* _SUPPLIED RECORDS_
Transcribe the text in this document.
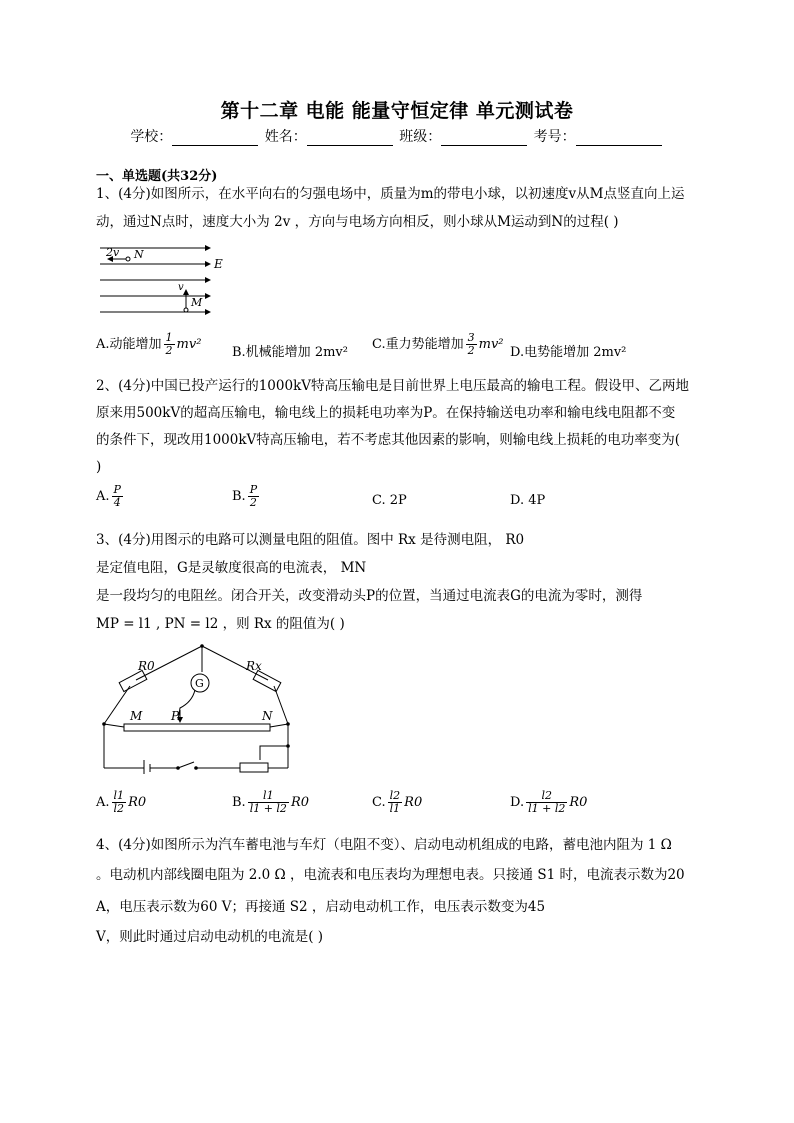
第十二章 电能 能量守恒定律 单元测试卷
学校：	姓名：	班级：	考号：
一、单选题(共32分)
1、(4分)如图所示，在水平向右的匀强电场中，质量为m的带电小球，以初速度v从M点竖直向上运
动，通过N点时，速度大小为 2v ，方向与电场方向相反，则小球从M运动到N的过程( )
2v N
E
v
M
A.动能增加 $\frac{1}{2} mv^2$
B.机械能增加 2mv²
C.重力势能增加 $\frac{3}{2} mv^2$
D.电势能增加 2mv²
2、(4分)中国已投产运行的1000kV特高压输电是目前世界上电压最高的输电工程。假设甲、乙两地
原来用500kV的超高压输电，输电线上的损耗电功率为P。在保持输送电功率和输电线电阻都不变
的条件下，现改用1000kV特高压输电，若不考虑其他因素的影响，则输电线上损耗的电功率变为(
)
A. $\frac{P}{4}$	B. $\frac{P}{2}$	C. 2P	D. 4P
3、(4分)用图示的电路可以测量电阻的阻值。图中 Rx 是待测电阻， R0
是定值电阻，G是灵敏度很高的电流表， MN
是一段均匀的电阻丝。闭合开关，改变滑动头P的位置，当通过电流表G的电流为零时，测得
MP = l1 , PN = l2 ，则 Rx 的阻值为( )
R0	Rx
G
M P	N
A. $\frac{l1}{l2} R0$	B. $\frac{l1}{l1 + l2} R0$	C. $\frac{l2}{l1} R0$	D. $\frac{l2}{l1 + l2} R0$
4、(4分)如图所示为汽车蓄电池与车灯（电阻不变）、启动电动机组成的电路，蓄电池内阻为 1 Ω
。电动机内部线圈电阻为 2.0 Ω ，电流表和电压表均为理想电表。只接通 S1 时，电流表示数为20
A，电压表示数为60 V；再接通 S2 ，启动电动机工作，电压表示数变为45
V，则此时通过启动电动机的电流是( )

* _WRITTEN TASK_
In the listing, find all lines with the string "frac" and copy them.

* _OUTPUT FOR THIS TASK_
A.动能增加 $\frac{1}{2} mv^2$
C.重力势能增加 $\frac{3}{2} mv^2$
A. $\frac{P}{4}$	B. $\frac{P}{2}$	C. 2P	D. 4P
A. $\frac{l1}{l2} R0$	B. $\frac{l1}{l1 + l2} R0$	C. $\frac{l2}{l1} R0$	D. $\frac{l2}{l1 + l2} R0$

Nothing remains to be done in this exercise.